Without including any pictures, write out the listing below exactly.

Extracted records:
▬▬▬

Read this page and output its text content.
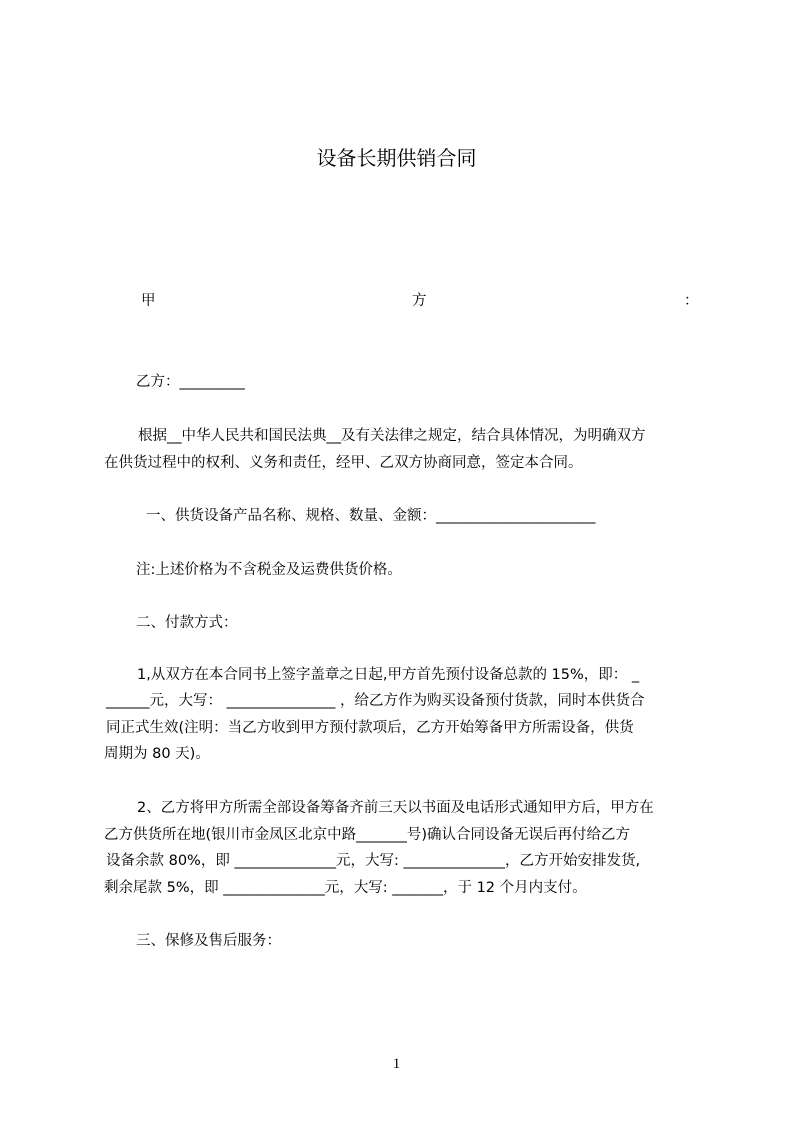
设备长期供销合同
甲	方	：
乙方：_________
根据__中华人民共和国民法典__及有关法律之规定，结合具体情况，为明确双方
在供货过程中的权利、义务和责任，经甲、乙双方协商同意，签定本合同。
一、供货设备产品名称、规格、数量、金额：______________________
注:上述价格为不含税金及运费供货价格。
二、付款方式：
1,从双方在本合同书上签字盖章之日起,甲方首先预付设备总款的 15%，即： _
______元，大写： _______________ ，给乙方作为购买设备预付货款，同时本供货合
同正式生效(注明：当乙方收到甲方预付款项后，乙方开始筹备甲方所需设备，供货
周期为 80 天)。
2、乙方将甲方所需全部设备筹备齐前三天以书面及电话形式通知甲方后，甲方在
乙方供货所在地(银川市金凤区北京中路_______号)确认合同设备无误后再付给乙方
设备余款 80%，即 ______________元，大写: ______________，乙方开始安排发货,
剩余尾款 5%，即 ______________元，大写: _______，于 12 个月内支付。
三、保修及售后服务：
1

▬▬▬

-- Exercise response --
Read this page and output its text content.
设备长期供销合同
甲	方	：
乙方：_________
根据__中华人民共和国民法典__及有关法律之规定，结合具体情况，为明确双方
在供货过程中的权利、义务和责任，经甲、乙双方协商同意，签定本合同。
一、供货设备产品名称、规格、数量、金额：______________________
注:上述价格为不含税金及运费供货价格。
二、付款方式：
1,从双方在本合同书上签字盖章之日起,甲方首先预付设备总款的 15%，即： _
______元，大写： _______________ ，给乙方作为购买设备预付货款，同时本供货合
同正式生效(注明：当乙方收到甲方预付款项后，乙方开始筹备甲方所需设备，供货
周期为 80 天)。
2、乙方将甲方所需全部设备筹备齐前三天以书面及电话形式通知甲方后，甲方在
乙方供货所在地(银川市金凤区北京中路_______号)确认合同设备无误后再付给乙方
设备余款 80%，即 ______________元，大写: ______________，乙方开始安排发货,
剩余尾款 5%，即 ______________元，大写: _______，于 12 个月内支付。
三、保修及售后服务：
1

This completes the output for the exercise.